• **Task goal**: Write out every entry exactly as it stands.

• **Records shown**:
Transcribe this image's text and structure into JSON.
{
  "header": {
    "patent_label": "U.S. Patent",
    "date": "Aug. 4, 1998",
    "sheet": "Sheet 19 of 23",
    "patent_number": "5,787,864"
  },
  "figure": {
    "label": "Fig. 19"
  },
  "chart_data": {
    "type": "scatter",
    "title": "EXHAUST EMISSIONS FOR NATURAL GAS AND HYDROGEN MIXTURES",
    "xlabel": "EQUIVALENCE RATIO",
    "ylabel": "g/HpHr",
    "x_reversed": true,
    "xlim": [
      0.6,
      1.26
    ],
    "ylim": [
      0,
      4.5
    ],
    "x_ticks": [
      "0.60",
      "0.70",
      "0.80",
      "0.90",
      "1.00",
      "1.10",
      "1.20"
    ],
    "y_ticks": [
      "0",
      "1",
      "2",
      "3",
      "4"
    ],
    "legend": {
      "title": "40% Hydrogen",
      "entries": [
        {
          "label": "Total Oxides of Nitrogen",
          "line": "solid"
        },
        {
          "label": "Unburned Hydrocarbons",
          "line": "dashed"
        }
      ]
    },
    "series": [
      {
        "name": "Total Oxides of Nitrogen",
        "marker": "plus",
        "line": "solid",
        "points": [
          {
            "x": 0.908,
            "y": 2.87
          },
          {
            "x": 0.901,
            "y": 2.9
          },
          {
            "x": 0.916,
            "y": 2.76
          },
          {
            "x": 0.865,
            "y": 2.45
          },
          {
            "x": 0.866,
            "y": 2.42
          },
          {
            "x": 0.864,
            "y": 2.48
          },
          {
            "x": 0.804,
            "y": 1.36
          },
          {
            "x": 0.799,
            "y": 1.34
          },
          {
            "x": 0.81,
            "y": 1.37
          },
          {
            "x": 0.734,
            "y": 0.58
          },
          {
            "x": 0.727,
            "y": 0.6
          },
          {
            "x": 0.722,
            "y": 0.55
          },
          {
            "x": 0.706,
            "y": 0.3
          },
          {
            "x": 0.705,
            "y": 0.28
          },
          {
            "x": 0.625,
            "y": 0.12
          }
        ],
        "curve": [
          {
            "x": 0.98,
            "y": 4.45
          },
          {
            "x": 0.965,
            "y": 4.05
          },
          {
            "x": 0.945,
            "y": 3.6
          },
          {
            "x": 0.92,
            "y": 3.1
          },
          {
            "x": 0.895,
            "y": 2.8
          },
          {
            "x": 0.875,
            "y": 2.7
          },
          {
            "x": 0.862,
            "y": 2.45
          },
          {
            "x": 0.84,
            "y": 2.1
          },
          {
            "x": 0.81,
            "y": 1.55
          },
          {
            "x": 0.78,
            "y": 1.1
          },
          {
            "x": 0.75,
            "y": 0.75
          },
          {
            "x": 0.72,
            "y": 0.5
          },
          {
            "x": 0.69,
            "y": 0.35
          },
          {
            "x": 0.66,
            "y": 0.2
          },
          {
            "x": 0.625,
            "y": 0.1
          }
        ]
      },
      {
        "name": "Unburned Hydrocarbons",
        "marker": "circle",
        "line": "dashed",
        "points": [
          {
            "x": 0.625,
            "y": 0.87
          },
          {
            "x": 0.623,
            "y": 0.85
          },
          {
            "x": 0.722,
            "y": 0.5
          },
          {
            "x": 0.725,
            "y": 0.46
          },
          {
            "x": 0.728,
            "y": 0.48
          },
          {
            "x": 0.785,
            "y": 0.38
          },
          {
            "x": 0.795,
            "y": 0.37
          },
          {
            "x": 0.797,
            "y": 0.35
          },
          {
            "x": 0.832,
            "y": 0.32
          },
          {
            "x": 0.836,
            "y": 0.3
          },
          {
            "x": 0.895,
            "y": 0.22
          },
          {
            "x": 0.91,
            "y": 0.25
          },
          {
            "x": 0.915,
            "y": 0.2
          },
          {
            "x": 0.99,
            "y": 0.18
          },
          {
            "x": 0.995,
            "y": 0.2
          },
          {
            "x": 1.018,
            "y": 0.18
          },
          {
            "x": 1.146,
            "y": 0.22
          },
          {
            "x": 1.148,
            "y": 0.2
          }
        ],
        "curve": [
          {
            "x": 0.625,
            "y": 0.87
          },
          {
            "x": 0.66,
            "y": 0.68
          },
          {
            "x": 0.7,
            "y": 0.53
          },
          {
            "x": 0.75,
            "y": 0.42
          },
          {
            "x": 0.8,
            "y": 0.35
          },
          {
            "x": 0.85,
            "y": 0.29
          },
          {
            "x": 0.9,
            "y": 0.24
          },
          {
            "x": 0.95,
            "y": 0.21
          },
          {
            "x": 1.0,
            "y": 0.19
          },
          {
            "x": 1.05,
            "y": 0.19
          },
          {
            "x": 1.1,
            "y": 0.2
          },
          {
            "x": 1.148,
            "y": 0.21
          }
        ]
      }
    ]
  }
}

• **Problem solution**:
Transcribe this image's text and structure into JSON.
{
  "header": {
    "patent_label": "U.S. Patent",
    "date": "Aug. 4, 1998",
    "sheet": "Sheet 19 of 23",
    "patent_number": "5,787,864"
  },
  "figure": {
    "label": "Fig. 19"
  },
  "chart_data": {
    "type": "scatter",
    "title": "EXHAUST EMISSIONS FOR NATURAL GAS AND HYDROGEN MIXTURES",
    "xlabel": "EQUIVALENCE RATIO",
    "ylabel": "g/HpHr",
    "x_reversed": true,
    "xlim": [
      0.6,
      1.26
    ],
    "ylim": [
      0,
      4.5
    ],
    "x_ticks": [
      "0.60",
      "0.70",
      "0.80",
      "0.90",
      "1.00",
      "1.10",
      "1.20"
    ],
    "y_ticks": [
      "0",
      "1",
      "2",
      "3",
      "4"
    ],
    "legend": {
      "title": "40% Hydrogen",
      "entries": [
        {
          "label": "Total Oxides of Nitrogen",
          "line": "solid"
        },
        {
          "label": "Unburned Hydrocarbons",
          "line": "dashed"
        }
      ]
    },
    "series": [
      {
        "name": "Total Oxides of Nitrogen",
        "marker": "plus",
        "line": "solid",
        "points": [
          {
            "x": 0.908,
            "y": 2.87
          },
          {
            "x": 0.901,
            "y": 2.9
          },
          {
            "x": 0.916,
            "y": 2.76
          },
          {
            "x": 0.865,
            "y": 2.45
          },
          {
            "x": 0.866,
            "y": 2.42
          },
          {
            "x": 0.864,
            "y": 2.48
          },
          {
            "x": 0.804,
            "y": 1.36
          },
          {
            "x": 0.799,
            "y": 1.34
          },
          {
            "x": 0.81,
            "y": 1.37
          },
          {
            "x": 0.734,
            "y": 0.58
          },
          {
            "x": 0.727,
            "y": 0.6
          },
          {
            "x": 0.722,
            "y": 0.55
          },
          {
            "x": 0.706,
            "y": 0.3
          },
          {
            "x": 0.705,
            "y": 0.28
          },
          {
            "x": 0.625,
            "y": 0.12
          }
        ],
        "curve": [
          {
            "x": 0.98,
            "y": 4.45
          },
          {
            "x": 0.965,
            "y": 4.05
          },
          {
            "x": 0.945,
            "y": 3.6
          },
          {
            "x": 0.92,
            "y": 3.1
          },
          {
            "x": 0.895,
            "y": 2.8
          },
          {
            "x": 0.875,
            "y": 2.7
          },
          {
            "x": 0.862,
            "y": 2.45
          },
          {
            "x": 0.84,
            "y": 2.1
          },
          {
            "x": 0.81,
            "y": 1.55
          },
          {
            "x": 0.78,
            "y": 1.1
          },
          {
            "x": 0.75,
            "y": 0.75
          },
          {
            "x": 0.72,
            "y": 0.5
          },
          {
            "x": 0.69,
            "y": 0.35
          },
          {
            "x": 0.66,
            "y": 0.2
          },
          {
            "x": 0.625,
            "y": 0.1
          }
        ]
      },
      {
        "name": "Unburned Hydrocarbons",
        "marker": "circle",
        "line": "dashed",
        "points": [
          {
            "x": 0.625,
            "y": 0.87
          },
          {
            "x": 0.623,
            "y": 0.85
          },
          {
            "x": 0.722,
            "y": 0.5
          },
          {
            "x": 0.725,
            "y": 0.46
          },
          {
            "x": 0.728,
            "y": 0.48
          },
          {
            "x": 0.785,
            "y": 0.38
          },
          {
            "x": 0.795,
            "y": 0.37
          },
          {
            "x": 0.797,
            "y": 0.35
          },
          {
            "x": 0.832,
            "y": 0.32
          },
          {
            "x": 0.836,
            "y": 0.3
          },
          {
            "x": 0.895,
            "y": 0.22
          },
          {
            "x": 0.91,
            "y": 0.25
          },
          {
            "x": 0.915,
            "y": 0.2
          },
          {
            "x": 0.99,
            "y": 0.18
          },
          {
            "x": 0.995,
            "y": 0.2
          },
          {
            "x": 1.018,
            "y": 0.18
          },
          {
            "x": 1.146,
            "y": 0.22
          },
          {
            "x": 1.148,
            "y": 0.2
          }
        ],
        "curve": [
          {
            "x": 0.625,
            "y": 0.87
          },
          {
            "x": 0.66,
            "y": 0.68
          },
          {
            "x": 0.7,
            "y": 0.53
          },
          {
            "x": 0.75,
            "y": 0.42
          },
          {
            "x": 0.8,
            "y": 0.35
          },
          {
            "x": 0.85,
            "y": 0.29
          },
          {
            "x": 0.9,
            "y": 0.24
          },
          {
            "x": 0.95,
            "y": 0.21
          },
          {
            "x": 1.0,
            "y": 0.19
          },
          {
            "x": 1.05,
            "y": 0.19
          },
          {
            "x": 1.1,
            "y": 0.2
          },
          {
            "x": 1.148,
            "y": 0.21
          }
        ]
      }
    ]
  }
}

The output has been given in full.